◆ Exercise goal: Copy out, from the entries below, each line holding the string "subtitle".

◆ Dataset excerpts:
+ + + + + + +

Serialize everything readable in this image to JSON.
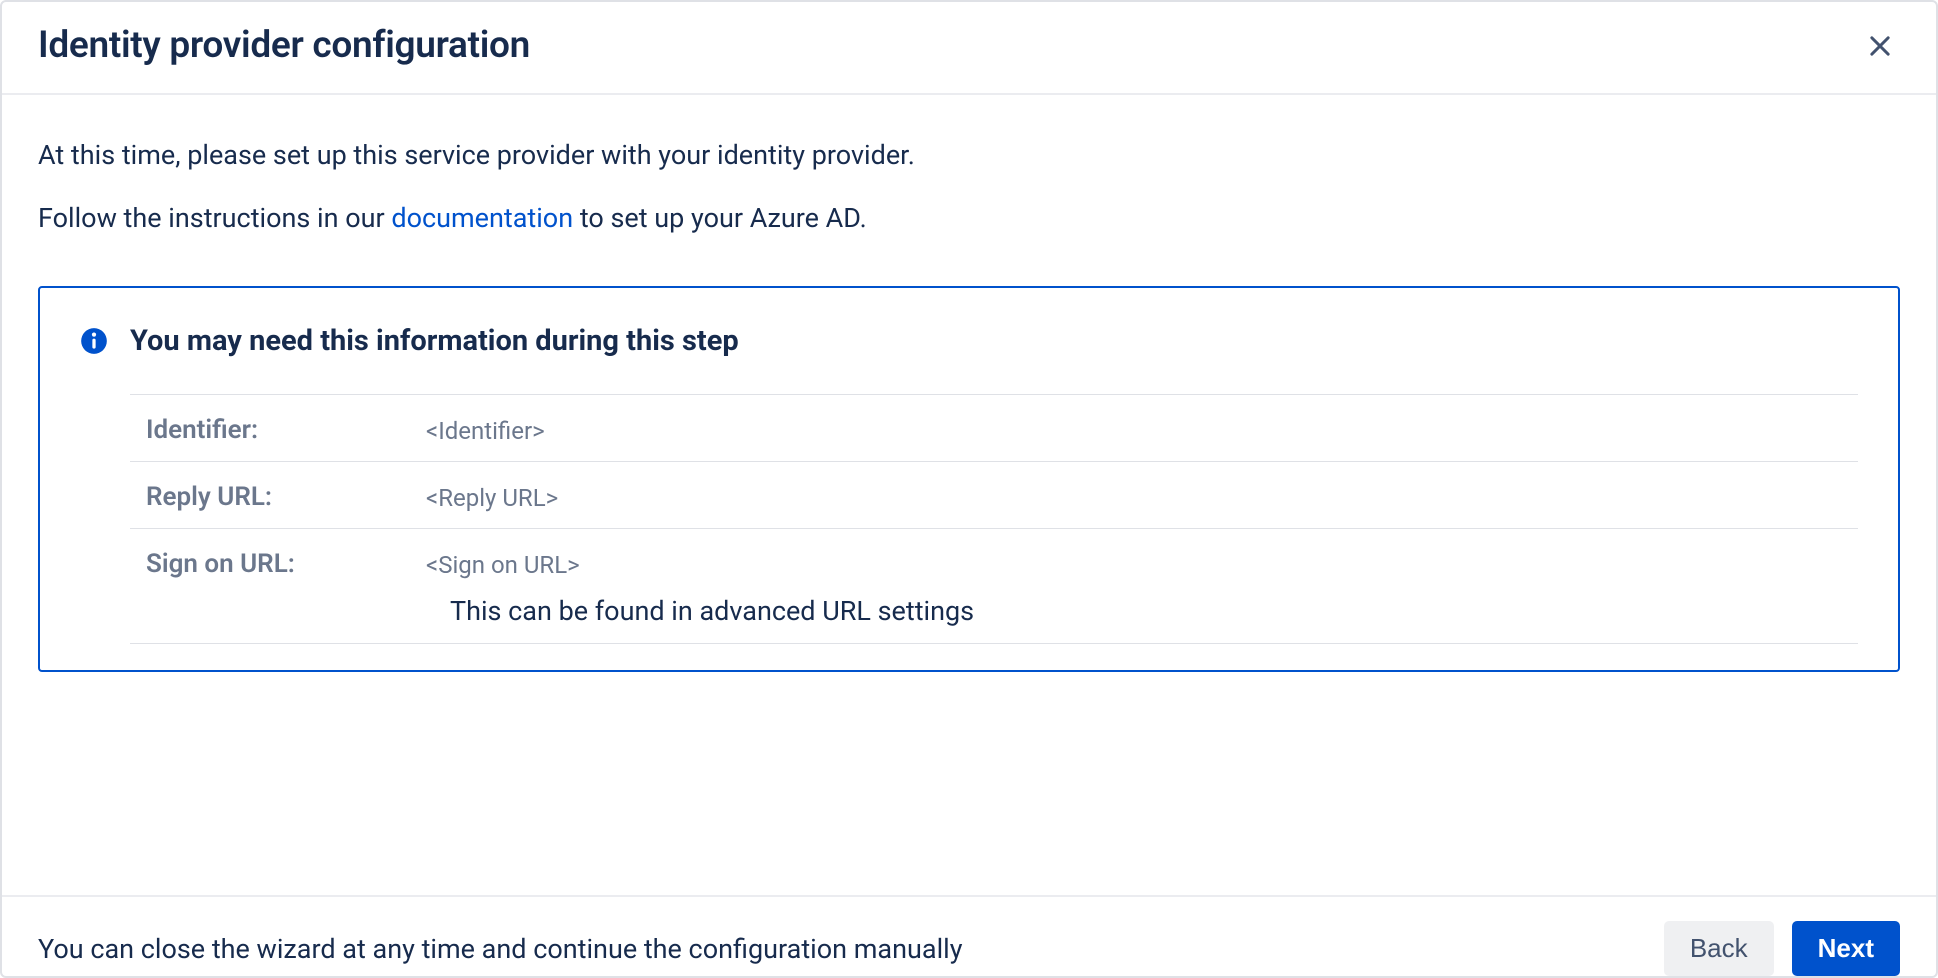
{
  "header": {
    "title": "Identity provider configuration"
  },
  "body": {
    "intro1": "At this time, please set up this service provider with your identity provider.",
    "intro2_prefix": "Follow the instructions in our ",
    "doc_link_label": "documentation",
    "intro2_suffix": " to set up your Azure AD.",
    "panel_title": "You may need this information during this step",
    "rows": [
      {
        "label": "Identifier:",
        "value": "<Identifier>",
        "note": ""
      },
      {
        "label": "Reply URL:",
        "value": "<Reply URL>",
        "note": ""
      },
      {
        "label": "Sign on URL:",
        "value": "<Sign on URL>",
        "note": "This can be found in advanced URL settings"
      }
    ]
  },
  "footer": {
    "hint": "You can close the wizard at any time and continue the configuration manually",
    "back_label": "Back",
    "next_label": "Next"
  }
}
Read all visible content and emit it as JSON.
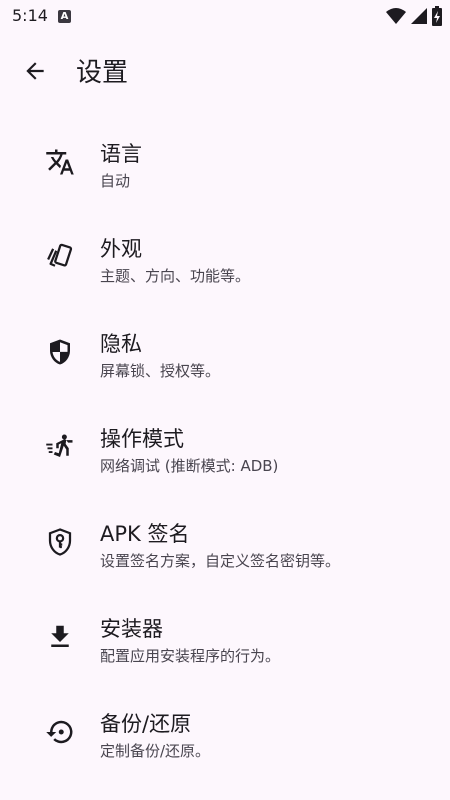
{
  "status_bar": {
    "time": "5:14",
    "notification_badge": "A"
  },
  "app_bar": {
    "title": "设置"
  },
  "settings": [
    {
      "icon": "translate-icon",
      "title": "语言",
      "subtitle": "自动"
    },
    {
      "icon": "appearance-icon",
      "title": "外观",
      "subtitle": "主题、方向、功能等。"
    },
    {
      "icon": "shield-icon",
      "title": "隐私",
      "subtitle": "屏幕锁、授权等。"
    },
    {
      "icon": "running-person-icon",
      "title": "操作模式",
      "subtitle": "网络调试 (推断模式: ADB)"
    },
    {
      "icon": "key-shield-icon",
      "title": "APK 签名",
      "subtitle": "设置签名方案，自定义签名密钥等。"
    },
    {
      "icon": "download-icon",
      "title": "安装器",
      "subtitle": "配置应用安装程序的行为。"
    },
    {
      "icon": "restore-icon",
      "title": "备份/还原",
      "subtitle": "定制备份/还原。"
    }
  ]
}
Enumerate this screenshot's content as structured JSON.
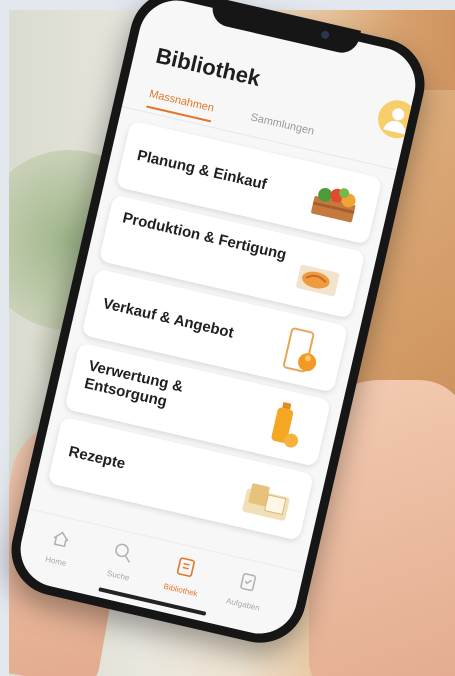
{
  "app": {
    "title": "Bibliothek",
    "accent_color": "#e0782c"
  },
  "tabs": [
    {
      "label": "Massnahmen",
      "active": true
    },
    {
      "label": "Sammlungen",
      "active": false
    }
  ],
  "categories": [
    {
      "label": "Planung & Einkauf",
      "icon": "vegetable-crate-icon"
    },
    {
      "label": "Produktion & Fertigung",
      "icon": "dough-icon"
    },
    {
      "label": "Verkauf & Angebot",
      "icon": "phone-orange-icon"
    },
    {
      "label": "Verwertung & Entsorgung",
      "icon": "juice-bottle-icon"
    },
    {
      "label": "Rezepte",
      "icon": "bread-basket-icon"
    }
  ],
  "bottom_nav": [
    {
      "label": "Home",
      "icon": "home-icon",
      "active": false
    },
    {
      "label": "Suche",
      "icon": "search-icon",
      "active": false
    },
    {
      "label": "Bibliothek",
      "icon": "book-icon",
      "active": true
    },
    {
      "label": "Aufgaben",
      "icon": "clipboard-icon",
      "active": false
    }
  ]
}
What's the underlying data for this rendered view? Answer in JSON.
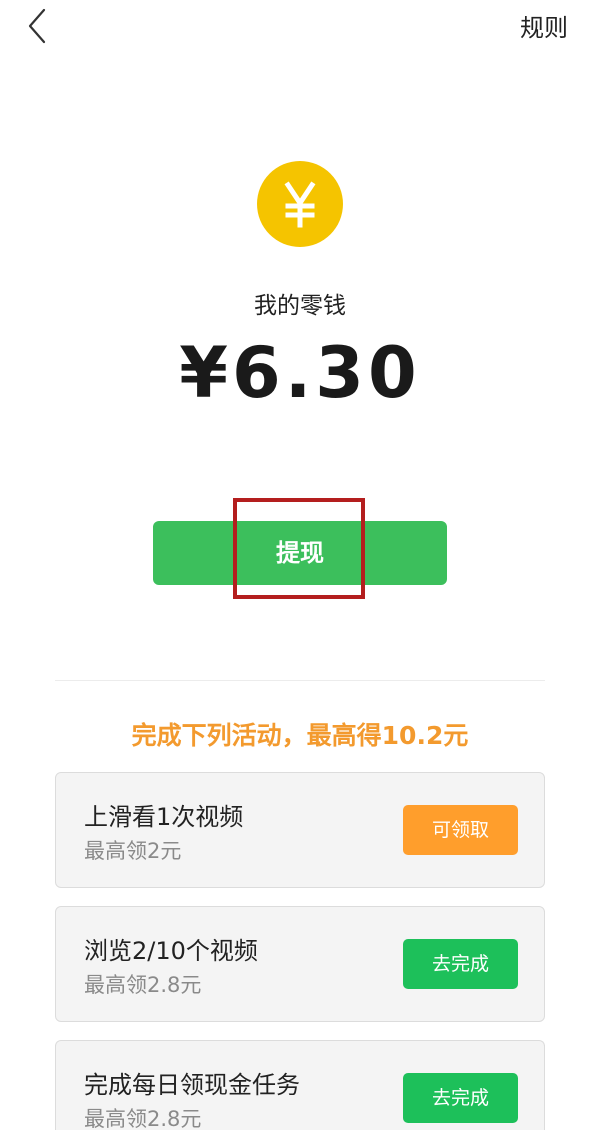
{
  "header": {
    "back_icon": "chevron-left-icon",
    "rules_label": "规则"
  },
  "wallet": {
    "coin_icon": "yen-coin-icon",
    "coin_color": "#F5C400",
    "label": "我的零钱",
    "balance": "¥6.30"
  },
  "withdraw": {
    "label": "提现",
    "color": "#3CBF5C"
  },
  "promo": {
    "text": "完成下列活动，最高得10.2元",
    "color": "#F39A2E"
  },
  "tasks": [
    {
      "title": "上滑看1次视频",
      "reward": "最高领2元",
      "button": "可领取",
      "button_color": "#FF9E2C"
    },
    {
      "title": "浏览2/10个视频",
      "reward": "最高领2.8元",
      "button": "去完成",
      "button_color": "#1DC05A"
    },
    {
      "title": "完成每日领现金任务",
      "reward": "最高领2.8元",
      "button": "去完成",
      "button_color": "#1DC05A"
    }
  ]
}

+ + + + + + +

◆ Result of the exercise:
      "subtitle": "自动"
      "subtitle": "主题、方向、功能等。"
      "subtitle": "屏幕锁、授权等。"
      "subtitle": "网络调试 (推断模式: ADB)"
      "subtitle": "设置签名方案，自定义签名密钥等。"
      "subtitle": "配置应用安装程序的行为。"
      "subtitle": "定制备份/还原。"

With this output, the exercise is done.